● What you will do: Compile every line that includes the word "houses".

***** Records for processing

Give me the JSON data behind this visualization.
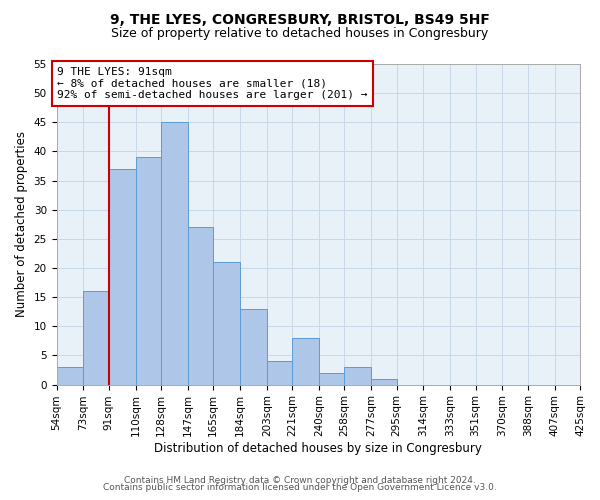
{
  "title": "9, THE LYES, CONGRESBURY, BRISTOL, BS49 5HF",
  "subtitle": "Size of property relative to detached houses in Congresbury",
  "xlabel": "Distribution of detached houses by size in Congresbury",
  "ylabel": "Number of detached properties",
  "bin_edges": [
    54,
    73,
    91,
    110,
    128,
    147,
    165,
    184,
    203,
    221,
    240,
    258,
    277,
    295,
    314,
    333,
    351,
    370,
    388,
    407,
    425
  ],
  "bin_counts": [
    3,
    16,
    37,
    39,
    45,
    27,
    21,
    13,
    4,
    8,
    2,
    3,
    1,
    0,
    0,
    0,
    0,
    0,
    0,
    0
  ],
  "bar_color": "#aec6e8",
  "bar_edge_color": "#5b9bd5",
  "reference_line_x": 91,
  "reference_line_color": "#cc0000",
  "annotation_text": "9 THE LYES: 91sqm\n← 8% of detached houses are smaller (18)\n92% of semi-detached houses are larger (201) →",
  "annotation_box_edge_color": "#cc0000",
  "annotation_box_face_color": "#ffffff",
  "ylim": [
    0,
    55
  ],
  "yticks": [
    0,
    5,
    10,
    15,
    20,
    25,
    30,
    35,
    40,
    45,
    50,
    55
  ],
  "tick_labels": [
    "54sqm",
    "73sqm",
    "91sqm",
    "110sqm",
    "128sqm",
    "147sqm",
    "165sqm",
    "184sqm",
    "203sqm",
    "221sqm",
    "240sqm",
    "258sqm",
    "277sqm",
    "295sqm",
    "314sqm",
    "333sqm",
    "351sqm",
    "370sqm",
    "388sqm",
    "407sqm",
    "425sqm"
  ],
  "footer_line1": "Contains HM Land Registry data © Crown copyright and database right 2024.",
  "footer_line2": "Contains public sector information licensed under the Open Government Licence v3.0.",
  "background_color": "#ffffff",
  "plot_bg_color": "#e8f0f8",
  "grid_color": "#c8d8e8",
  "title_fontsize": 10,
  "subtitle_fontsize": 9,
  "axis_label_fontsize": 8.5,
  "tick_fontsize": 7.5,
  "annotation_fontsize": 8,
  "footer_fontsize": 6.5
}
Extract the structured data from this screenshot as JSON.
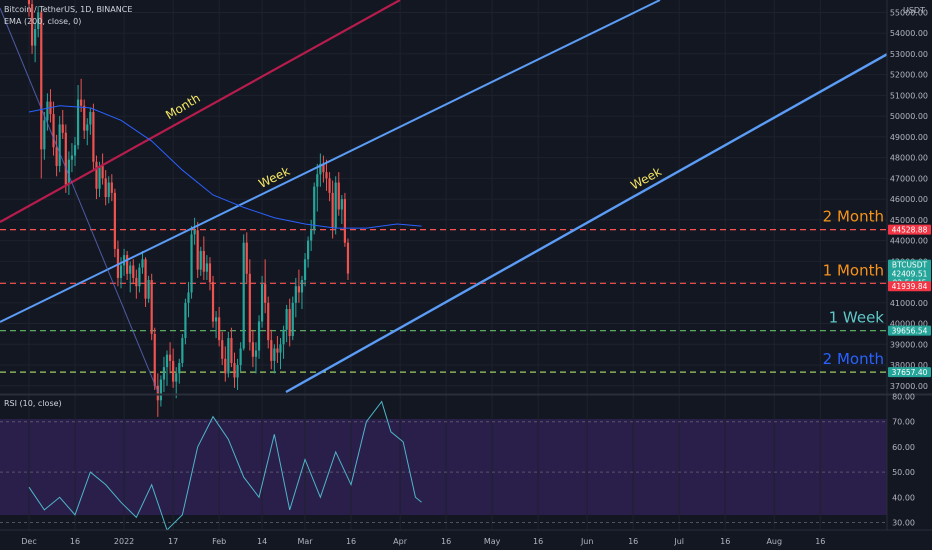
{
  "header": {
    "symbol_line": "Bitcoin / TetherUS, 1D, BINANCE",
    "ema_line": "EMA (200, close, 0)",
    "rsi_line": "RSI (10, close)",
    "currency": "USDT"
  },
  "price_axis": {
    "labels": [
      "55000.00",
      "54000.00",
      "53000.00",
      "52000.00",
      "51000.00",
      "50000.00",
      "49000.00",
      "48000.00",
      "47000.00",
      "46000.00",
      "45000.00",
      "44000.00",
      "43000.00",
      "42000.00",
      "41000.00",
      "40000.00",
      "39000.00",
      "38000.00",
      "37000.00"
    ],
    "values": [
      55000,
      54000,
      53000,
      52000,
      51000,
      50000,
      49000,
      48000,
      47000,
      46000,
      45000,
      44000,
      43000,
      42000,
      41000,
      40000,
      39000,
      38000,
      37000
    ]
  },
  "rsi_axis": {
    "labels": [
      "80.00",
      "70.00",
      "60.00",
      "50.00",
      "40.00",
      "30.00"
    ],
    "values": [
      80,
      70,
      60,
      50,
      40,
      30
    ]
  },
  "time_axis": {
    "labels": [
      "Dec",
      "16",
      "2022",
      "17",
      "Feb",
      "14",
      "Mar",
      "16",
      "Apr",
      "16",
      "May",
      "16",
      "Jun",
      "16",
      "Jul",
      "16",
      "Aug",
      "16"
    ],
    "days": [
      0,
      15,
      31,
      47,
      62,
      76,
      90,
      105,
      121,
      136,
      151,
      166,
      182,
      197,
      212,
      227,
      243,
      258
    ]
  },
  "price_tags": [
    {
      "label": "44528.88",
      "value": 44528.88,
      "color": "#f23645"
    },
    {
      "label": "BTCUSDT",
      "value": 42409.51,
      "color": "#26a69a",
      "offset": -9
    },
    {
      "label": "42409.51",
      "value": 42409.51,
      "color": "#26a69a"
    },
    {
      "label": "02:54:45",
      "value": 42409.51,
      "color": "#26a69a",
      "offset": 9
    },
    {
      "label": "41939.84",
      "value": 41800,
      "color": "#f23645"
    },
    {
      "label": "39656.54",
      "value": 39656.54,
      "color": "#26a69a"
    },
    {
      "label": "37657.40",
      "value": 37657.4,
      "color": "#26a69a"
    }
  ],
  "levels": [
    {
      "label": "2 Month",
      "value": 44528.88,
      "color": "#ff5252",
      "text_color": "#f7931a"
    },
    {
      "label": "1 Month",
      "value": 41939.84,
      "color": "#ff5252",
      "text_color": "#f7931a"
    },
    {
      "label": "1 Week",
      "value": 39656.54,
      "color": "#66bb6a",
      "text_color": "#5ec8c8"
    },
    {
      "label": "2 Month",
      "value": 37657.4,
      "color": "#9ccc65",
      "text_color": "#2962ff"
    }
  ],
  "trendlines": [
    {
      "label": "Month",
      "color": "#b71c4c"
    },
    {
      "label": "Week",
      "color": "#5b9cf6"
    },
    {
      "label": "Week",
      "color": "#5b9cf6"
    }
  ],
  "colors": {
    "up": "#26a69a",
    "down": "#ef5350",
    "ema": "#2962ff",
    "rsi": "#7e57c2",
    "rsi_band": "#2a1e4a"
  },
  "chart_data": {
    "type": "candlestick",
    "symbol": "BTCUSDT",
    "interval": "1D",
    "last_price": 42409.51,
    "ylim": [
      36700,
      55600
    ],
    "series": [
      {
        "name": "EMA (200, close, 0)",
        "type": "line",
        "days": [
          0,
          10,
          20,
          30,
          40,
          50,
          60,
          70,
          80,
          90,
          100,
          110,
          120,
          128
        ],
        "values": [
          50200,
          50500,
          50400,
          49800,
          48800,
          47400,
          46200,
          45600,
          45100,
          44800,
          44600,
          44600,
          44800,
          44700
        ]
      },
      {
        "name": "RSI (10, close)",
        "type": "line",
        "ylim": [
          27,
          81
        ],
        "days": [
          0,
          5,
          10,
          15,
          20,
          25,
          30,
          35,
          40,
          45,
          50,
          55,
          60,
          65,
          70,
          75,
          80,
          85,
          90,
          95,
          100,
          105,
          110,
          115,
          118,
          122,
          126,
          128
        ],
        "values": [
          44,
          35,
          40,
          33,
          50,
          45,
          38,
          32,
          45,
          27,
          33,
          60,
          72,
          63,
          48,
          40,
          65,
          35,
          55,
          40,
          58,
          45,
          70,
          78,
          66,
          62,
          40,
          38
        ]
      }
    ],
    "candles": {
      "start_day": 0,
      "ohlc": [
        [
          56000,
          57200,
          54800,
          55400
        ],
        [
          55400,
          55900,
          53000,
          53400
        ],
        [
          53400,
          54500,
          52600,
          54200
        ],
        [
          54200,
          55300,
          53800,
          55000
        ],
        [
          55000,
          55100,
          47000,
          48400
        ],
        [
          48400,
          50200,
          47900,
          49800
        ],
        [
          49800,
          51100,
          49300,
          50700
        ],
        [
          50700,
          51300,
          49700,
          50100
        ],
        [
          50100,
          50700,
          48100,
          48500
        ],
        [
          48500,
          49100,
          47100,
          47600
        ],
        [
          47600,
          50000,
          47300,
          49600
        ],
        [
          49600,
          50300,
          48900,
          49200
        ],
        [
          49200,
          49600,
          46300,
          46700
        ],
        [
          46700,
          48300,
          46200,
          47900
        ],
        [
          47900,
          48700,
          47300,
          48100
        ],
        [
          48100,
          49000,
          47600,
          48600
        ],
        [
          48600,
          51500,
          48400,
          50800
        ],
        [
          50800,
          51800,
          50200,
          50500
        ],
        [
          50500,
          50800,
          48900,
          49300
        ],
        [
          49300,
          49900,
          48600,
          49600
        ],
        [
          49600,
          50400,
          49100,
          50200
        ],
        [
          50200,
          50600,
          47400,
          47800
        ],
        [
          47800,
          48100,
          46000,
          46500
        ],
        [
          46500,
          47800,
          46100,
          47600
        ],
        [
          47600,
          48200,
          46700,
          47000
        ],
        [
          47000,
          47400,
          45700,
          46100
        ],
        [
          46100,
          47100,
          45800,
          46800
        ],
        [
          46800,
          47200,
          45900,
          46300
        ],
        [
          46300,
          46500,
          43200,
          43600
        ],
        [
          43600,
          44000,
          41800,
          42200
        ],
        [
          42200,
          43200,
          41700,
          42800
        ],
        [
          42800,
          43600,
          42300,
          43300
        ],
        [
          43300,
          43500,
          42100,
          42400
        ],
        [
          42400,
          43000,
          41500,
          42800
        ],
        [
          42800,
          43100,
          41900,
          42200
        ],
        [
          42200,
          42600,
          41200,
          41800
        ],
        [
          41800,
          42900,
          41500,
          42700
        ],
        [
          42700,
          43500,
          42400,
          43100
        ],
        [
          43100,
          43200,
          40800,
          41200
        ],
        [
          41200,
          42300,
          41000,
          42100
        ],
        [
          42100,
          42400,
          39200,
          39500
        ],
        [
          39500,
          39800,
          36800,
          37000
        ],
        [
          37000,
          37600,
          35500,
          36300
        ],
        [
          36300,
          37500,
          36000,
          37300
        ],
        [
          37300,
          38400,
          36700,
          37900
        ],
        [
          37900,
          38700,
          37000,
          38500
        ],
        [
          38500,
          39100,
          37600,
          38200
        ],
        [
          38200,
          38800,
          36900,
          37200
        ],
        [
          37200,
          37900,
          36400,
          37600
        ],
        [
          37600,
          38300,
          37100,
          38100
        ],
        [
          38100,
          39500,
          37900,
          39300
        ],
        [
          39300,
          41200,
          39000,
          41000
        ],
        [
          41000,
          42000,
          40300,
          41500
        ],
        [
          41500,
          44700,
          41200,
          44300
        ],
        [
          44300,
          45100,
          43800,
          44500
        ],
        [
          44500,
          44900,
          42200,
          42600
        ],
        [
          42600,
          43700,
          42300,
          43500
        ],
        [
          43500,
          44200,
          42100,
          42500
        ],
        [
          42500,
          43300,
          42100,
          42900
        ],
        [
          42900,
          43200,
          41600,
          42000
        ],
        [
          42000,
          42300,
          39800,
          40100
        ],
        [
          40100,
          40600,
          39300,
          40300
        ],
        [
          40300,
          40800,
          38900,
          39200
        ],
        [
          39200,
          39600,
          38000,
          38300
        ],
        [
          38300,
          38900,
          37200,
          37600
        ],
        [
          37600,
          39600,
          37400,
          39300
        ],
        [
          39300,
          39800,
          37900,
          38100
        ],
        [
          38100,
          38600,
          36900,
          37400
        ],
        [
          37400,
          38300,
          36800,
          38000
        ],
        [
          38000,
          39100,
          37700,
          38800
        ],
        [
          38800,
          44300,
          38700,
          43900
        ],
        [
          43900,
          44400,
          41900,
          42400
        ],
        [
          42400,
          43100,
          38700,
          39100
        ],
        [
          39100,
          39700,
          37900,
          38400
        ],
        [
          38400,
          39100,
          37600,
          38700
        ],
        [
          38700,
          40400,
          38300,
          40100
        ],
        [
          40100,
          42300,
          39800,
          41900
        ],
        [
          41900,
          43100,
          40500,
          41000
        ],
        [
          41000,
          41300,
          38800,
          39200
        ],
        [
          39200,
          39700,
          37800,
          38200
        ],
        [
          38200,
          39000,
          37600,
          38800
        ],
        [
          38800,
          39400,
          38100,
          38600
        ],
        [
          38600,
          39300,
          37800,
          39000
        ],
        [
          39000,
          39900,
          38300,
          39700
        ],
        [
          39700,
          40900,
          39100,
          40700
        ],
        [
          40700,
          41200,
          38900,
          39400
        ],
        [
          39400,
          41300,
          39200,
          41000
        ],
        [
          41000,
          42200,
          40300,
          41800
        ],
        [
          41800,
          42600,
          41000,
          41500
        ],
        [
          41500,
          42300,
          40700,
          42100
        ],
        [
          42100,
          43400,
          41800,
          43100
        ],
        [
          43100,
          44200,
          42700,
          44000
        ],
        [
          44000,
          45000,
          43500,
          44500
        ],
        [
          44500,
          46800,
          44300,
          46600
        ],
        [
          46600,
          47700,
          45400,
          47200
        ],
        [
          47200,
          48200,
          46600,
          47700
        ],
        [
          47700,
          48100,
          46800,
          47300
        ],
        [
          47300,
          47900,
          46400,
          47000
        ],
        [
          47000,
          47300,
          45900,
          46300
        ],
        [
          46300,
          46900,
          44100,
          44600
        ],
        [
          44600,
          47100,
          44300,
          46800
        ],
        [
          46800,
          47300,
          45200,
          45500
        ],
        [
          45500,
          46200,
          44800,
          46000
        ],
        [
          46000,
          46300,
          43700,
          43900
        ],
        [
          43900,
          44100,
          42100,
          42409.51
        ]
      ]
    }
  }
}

**********

● Full solution:
  "subtitle": "Size of property relative to detached houses in Congresbury",
  "xlabel": "Distribution of detached houses by size in Congresbury",
  "annotation_text": "9 THE LYES: 91sqm\n← 8% of detached houses are smaller (18)\n92% of semi-detached houses are larger (201) →",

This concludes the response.